- [Exercise brief] Extract every entry word for word.
** start of Provided material **
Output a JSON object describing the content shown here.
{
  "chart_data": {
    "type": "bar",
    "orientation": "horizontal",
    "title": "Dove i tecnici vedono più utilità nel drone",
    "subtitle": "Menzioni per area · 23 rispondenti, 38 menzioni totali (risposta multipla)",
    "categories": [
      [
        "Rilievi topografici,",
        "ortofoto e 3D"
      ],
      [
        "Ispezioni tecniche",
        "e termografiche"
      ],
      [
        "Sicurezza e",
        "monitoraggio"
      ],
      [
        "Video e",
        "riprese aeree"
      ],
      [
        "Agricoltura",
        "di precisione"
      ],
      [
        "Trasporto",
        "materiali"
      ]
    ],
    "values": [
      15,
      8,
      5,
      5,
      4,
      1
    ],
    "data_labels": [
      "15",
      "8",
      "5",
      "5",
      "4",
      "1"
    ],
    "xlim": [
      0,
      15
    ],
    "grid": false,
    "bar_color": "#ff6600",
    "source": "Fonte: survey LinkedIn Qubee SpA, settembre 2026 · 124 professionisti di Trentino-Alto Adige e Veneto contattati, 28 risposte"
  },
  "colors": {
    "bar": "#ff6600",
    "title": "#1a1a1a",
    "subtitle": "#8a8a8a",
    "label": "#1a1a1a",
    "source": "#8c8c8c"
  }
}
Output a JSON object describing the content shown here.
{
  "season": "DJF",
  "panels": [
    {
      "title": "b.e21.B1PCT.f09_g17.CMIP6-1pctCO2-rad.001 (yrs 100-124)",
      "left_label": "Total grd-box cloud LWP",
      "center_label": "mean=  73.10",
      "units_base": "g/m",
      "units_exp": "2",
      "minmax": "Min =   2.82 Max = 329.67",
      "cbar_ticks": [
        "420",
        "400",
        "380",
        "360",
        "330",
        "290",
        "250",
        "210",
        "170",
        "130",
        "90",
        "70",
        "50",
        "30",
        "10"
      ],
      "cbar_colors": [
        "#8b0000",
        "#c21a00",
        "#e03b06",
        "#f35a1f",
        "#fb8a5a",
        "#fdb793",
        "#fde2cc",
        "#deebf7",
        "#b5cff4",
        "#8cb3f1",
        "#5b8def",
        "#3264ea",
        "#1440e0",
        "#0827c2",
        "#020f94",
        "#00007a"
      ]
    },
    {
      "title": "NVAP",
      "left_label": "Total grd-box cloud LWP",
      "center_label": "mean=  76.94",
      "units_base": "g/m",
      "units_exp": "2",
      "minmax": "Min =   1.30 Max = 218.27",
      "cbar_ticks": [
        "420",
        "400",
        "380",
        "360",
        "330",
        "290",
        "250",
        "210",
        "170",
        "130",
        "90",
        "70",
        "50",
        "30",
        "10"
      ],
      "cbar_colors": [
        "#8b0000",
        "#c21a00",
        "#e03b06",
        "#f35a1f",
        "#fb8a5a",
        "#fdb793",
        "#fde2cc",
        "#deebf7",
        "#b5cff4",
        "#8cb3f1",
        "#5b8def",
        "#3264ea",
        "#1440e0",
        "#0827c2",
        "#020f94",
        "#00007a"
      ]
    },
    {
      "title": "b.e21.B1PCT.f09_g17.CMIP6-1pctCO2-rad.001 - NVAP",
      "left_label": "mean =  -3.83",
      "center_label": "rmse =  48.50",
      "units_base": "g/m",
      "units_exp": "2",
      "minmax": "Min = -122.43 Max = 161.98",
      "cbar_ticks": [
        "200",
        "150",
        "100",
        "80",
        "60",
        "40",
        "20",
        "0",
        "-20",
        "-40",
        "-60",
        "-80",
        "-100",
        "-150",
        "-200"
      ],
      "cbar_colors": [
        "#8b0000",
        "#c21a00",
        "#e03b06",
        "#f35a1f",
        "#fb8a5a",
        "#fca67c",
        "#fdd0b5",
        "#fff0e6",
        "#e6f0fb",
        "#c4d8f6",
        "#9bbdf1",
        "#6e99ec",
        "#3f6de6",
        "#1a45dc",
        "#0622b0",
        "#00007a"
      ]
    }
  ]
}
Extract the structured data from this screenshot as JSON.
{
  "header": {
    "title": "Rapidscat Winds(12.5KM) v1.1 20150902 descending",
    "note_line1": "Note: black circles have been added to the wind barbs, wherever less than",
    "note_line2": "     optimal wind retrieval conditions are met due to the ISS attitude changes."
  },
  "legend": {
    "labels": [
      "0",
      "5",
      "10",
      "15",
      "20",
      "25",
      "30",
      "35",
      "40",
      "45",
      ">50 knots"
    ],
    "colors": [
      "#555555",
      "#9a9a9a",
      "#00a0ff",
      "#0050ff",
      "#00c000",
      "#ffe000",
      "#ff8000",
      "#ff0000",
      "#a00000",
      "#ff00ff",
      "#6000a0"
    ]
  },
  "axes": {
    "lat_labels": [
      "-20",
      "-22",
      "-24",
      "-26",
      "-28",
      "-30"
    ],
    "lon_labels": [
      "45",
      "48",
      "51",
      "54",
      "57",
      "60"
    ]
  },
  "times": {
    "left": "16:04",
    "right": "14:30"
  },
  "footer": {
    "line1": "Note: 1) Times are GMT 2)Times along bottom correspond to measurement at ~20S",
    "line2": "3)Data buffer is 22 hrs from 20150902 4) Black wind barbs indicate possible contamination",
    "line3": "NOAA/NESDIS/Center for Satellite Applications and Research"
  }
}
** end of Provided material **
- [Reply]
Output a JSON object describing the content shown here.
{
  "chart_data": {
    "type": "bar",
    "orientation": "horizontal",
    "title": "Dove i tecnici vedono più utilità nel drone",
    "subtitle": "Menzioni per area · 23 rispondenti, 38 menzioni totali (risposta multipla)",
    "categories": [
      [
        "Rilievi topografici,",
        "ortofoto e 3D"
      ],
      [
        "Ispezioni tecniche",
        "e termografiche"
      ],
      [
        "Sicurezza e",
        "monitoraggio"
      ],
      [
        "Video e",
        "riprese aeree"
      ],
      [
        "Agricoltura",
        "di precisione"
      ],
      [
        "Trasporto",
        "materiali"
      ]
    ],
    "values": [
      15,
      8,
      5,
      5,
      4,
      1
    ],
    "data_labels": [
      "15",
      "8",
      "5",
      "5",
      "4",
      "1"
    ],
    "xlim": [
      0,
      15
    ],
    "grid": false,
    "bar_color": "#ff6600",
    "source": "Fonte: survey LinkedIn Qubee SpA, settembre 2026 · 124 professionisti di Trentino-Alto Adige e Veneto contattati, 28 risposte"
  },
  "colors": {
    "bar": "#ff6600",
    "title": "#1a1a1a",
    "subtitle": "#8a8a8a",
    "label": "#1a1a1a",
    "source": "#8c8c8c"
  }
}
Output a JSON object describing the content shown here.
{
  "season": "DJF",
  "panels": [
    {
      "title": "b.e21.B1PCT.f09_g17.CMIP6-1pctCO2-rad.001 (yrs 100-124)",
      "left_label": "Total grd-box cloud LWP",
      "center_label": "mean=  73.10",
      "units_base": "g/m",
      "units_exp": "2",
      "minmax": "Min =   2.82 Max = 329.67",
      "cbar_ticks": [
        "420",
        "400",
        "380",
        "360",
        "330",
        "290",
        "250",
        "210",
        "170",
        "130",
        "90",
        "70",
        "50",
        "30",
        "10"
      ],
      "cbar_colors": [
        "#8b0000",
        "#c21a00",
        "#e03b06",
        "#f35a1f",
        "#fb8a5a",
        "#fdb793",
        "#fde2cc",
        "#deebf7",
        "#b5cff4",
        "#8cb3f1",
        "#5b8def",
        "#3264ea",
        "#1440e0",
        "#0827c2",
        "#020f94",
        "#00007a"
      ]
    },
    {
      "title": "NVAP",
      "left_label": "Total grd-box cloud LWP",
      "center_label": "mean=  76.94",
      "units_base": "g/m",
      "units_exp": "2",
      "minmax": "Min =   1.30 Max = 218.27",
      "cbar_ticks": [
        "420",
        "400",
        "380",
        "360",
        "330",
        "290",
        "250",
        "210",
        "170",
        "130",
        "90",
        "70",
        "50",
        "30",
        "10"
      ],
      "cbar_colors": [
        "#8b0000",
        "#c21a00",
        "#e03b06",
        "#f35a1f",
        "#fb8a5a",
        "#fdb793",
        "#fde2cc",
        "#deebf7",
        "#b5cff4",
        "#8cb3f1",
        "#5b8def",
        "#3264ea",
        "#1440e0",
        "#0827c2",
        "#020f94",
        "#00007a"
      ]
    },
    {
      "title": "b.e21.B1PCT.f09_g17.CMIP6-1pctCO2-rad.001 - NVAP",
      "left_label": "mean =  -3.83",
      "center_label": "rmse =  48.50",
      "units_base": "g/m",
      "units_exp": "2",
      "minmax": "Min = -122.43 Max = 161.98",
      "cbar_ticks": [
        "200",
        "150",
        "100",
        "80",
        "60",
        "40",
        "20",
        "0",
        "-20",
        "-40",
        "-60",
        "-80",
        "-100",
        "-150",
        "-200"
      ],
      "cbar_colors": [
        "#8b0000",
        "#c21a00",
        "#e03b06",
        "#f35a1f",
        "#fb8a5a",
        "#fca67c",
        "#fdd0b5",
        "#fff0e6",
        "#e6f0fb",
        "#c4d8f6",
        "#9bbdf1",
        "#6e99ec",
        "#3f6de6",
        "#1a45dc",
        "#0622b0",
        "#00007a"
      ]
    }
  ]
}
Extract the structured data from this screenshot as JSON.
{
  "header": {
    "title": "Rapidscat Winds(12.5KM) v1.1 20150902 descending",
    "note_line1": "Note: black circles have been added to the wind barbs, wherever less than",
    "note_line2": "     optimal wind retrieval conditions are met due to the ISS attitude changes."
  },
  "legend": {
    "labels": [
      "0",
      "5",
      "10",
      "15",
      "20",
      "25",
      "30",
      "35",
      "40",
      "45",
      ">50 knots"
    ],
    "colors": [
      "#555555",
      "#9a9a9a",
      "#00a0ff",
      "#0050ff",
      "#00c000",
      "#ffe000",
      "#ff8000",
      "#ff0000",
      "#a00000",
      "#ff00ff",
      "#6000a0"
    ]
  },
  "axes": {
    "lat_labels": [
      "-20",
      "-22",
      "-24",
      "-26",
      "-28",
      "-30"
    ],
    "lon_labels": [
      "45",
      "48",
      "51",
      "54",
      "57",
      "60"
    ]
  },
  "times": {
    "left": "16:04",
    "right": "14:30"
  },
  "footer": {
    "line1": "Note: 1) Times are GMT 2)Times along bottom correspond to measurement at ~20S",
    "line2": "3)Data buffer is 22 hrs from 20150902 4) Black wind barbs indicate possible contamination",
    "line3": "NOAA/NESDIS/Center for Satellite Applications and Research"
  }
}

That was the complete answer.